## DOCUMENT PASSAGE
====
The Vale Academy is a co-educational secondary school with academy status on Atherton Way in the market town of Brigg, North Lincolnshire, England.

The Vale Academy is one of two schools in Brigg, the other being Sir John Nelthorpe School, together they operate as the Brigg Sixth Form College.

History

Two secondary modern schools
The school was previously a secondary modern. Building began in 1955. It was to be called Brigg Secondary Modern School, but was called Glanford Secondary School, and cost £110,089, for the Lindsey Education Committee. It was a two-form entry.

There were seven classrooms, two dining rooms, four rooms for woodwork, housecraft, arts and crafts, and science, and a hall and gymnasium. It opened on Thursday 10 January 1957 on Redcombe Road. Another two-form secondary modern school was planned for Broughton. The headteacher was Mr Ernest Urry, the former head of Caistor Secondary Modern School (now Caistor Yarborough Academy) from 1951, and there were 13 teachers and 320 children.

The school was officially opened 6 November 1957 by Colonel Nelthorpe. Ernest Urry died in August 1990, aged 82, in Stamford, Lincolnshire.

The adjoining Brigg Westmoor Secondary opened in September 1959. This school, to the north, was officially opened on Wednesday 21 September 1960 by the Bishop of Lincoln, Kenneth Riches. It cost £110,000, with ten teachers, nine classrooms and 280 children.

In 1972, both schools became Brigg Secondary School.

Comprehensive
It became a comprehensive in September 1976, with around 800 children, on the Westmoor school site. It became a Music and Technology College in 2007. It joined the Schools Partnership Trust and officially became an academy on 1 September 2011.

In 2011 the Vale had GCSE results of 69% at grades A*-C, which was above the local education authority's average of 52%. The students at the school make good progress - in the last two years value added scores for student progress have been positive. The Sixth Form value added score is also positive for progress at 0.22 and A*-C grades at A level have risen to 86%.
====
## PROVIDED MATERIAL
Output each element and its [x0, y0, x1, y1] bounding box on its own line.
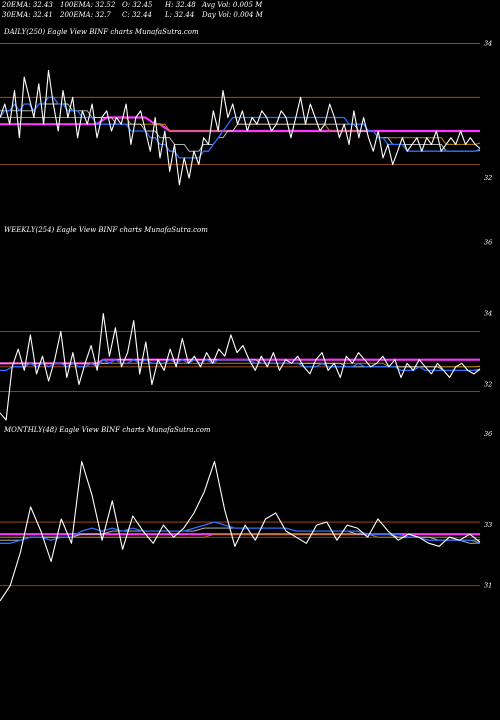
====
## TASKS TO COMPLETE
[1] In the passage on The Vale Academy, what grounds does the text give for saying that the school's students make good progress? Answer in one to three sentences.
[2] Write the next part of the passage on The Vale Academy, picking up after its final sentence.

## TASK RESPONSES
[1] The text bases this on value added scores. For the last two years, the value added scores for student progress have been positive.

[2]
In 2013 the school received a Grade 2 (good) rating for overall effectiveness in its Ofsted inspection. This was consolidated with a shorter follow up inspection performed in 2017 where The Academy retained its good rating.

In January 2017, the Vale moved into a new building. The old school buildings of Glanford and Westmoor Schools were demolished later that year along with a 3rd building which was formerly used for PE and Tech lessons.

Admissions

The Vale Academy Admissions Policy conforms to the Local Authority (LA) policy on admissions.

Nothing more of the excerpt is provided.